Copy the material that follows word for word and omit its pictures.

Data lines ::
»»

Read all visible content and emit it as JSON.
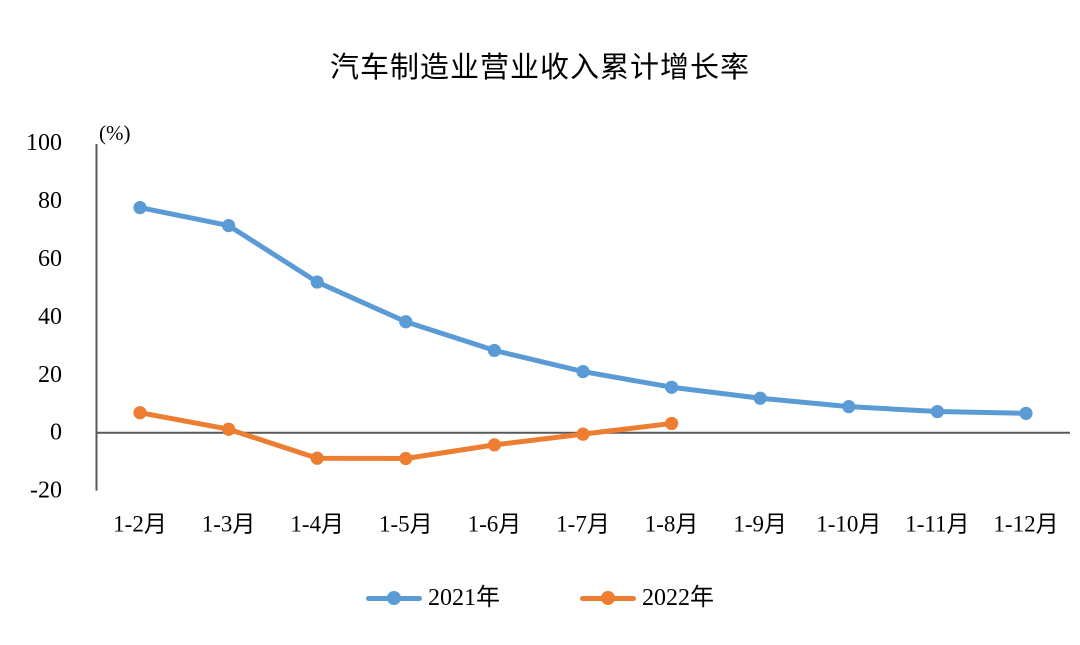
{
  "chart_data": {
    "type": "line",
    "title": "汽车制造业营业收入累计增长率",
    "unit_label": "(%)",
    "categories": [
      "1-2月",
      "1-3月",
      "1-4月",
      "1-5月",
      "1-6月",
      "1-7月",
      "1-8月",
      "1-9月",
      "1-10月",
      "1-11月",
      "1-12月"
    ],
    "series": [
      {
        "name": "2021年",
        "color": "#5B9BD5",
        "values": [
          77.7,
          71.5,
          52.0,
          38.3,
          28.4,
          21.1,
          15.7,
          11.9,
          9.0,
          7.3,
          6.7
        ]
      },
      {
        "name": "2022年",
        "color": "#ED7D31",
        "values": [
          6.9,
          1.2,
          -8.8,
          -8.9,
          -4.2,
          -0.5,
          3.2
        ]
      }
    ],
    "yticks": [
      100,
      80,
      60,
      40,
      20,
      0,
      -20
    ],
    "ylim": [
      -20,
      100
    ],
    "grid": false,
    "legend_position": "bottom",
    "axis_color": "#595959",
    "text_color": "#000000"
  }
}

««

Exercise response ::
Read all visible content and emit it as JSON.
{
  "chart_data": {
    "type": "line",
    "title": "汽车制造业营业收入累计增长率",
    "unit_label": "(%)",
    "categories": [
      "1-2月",
      "1-3月",
      "1-4月",
      "1-5月",
      "1-6月",
      "1-7月",
      "1-8月",
      "1-9月",
      "1-10月",
      "1-11月",
      "1-12月"
    ],
    "series": [
      {
        "name": "2021年",
        "color": "#5B9BD5",
        "values": [
          77.7,
          71.5,
          52.0,
          38.3,
          28.4,
          21.1,
          15.7,
          11.9,
          9.0,
          7.3,
          6.7
        ]
      },
      {
        "name": "2022年",
        "color": "#ED7D31",
        "values": [
          6.9,
          1.2,
          -8.8,
          -8.9,
          -4.2,
          -0.5,
          3.2
        ]
      }
    ],
    "yticks": [
      100,
      80,
      60,
      40,
      20,
      0,
      -20
    ],
    "ylim": [
      -20,
      100
    ],
    "grid": false,
    "legend_position": "bottom",
    "axis_color": "#595959",
    "text_color": "#000000"
  }
}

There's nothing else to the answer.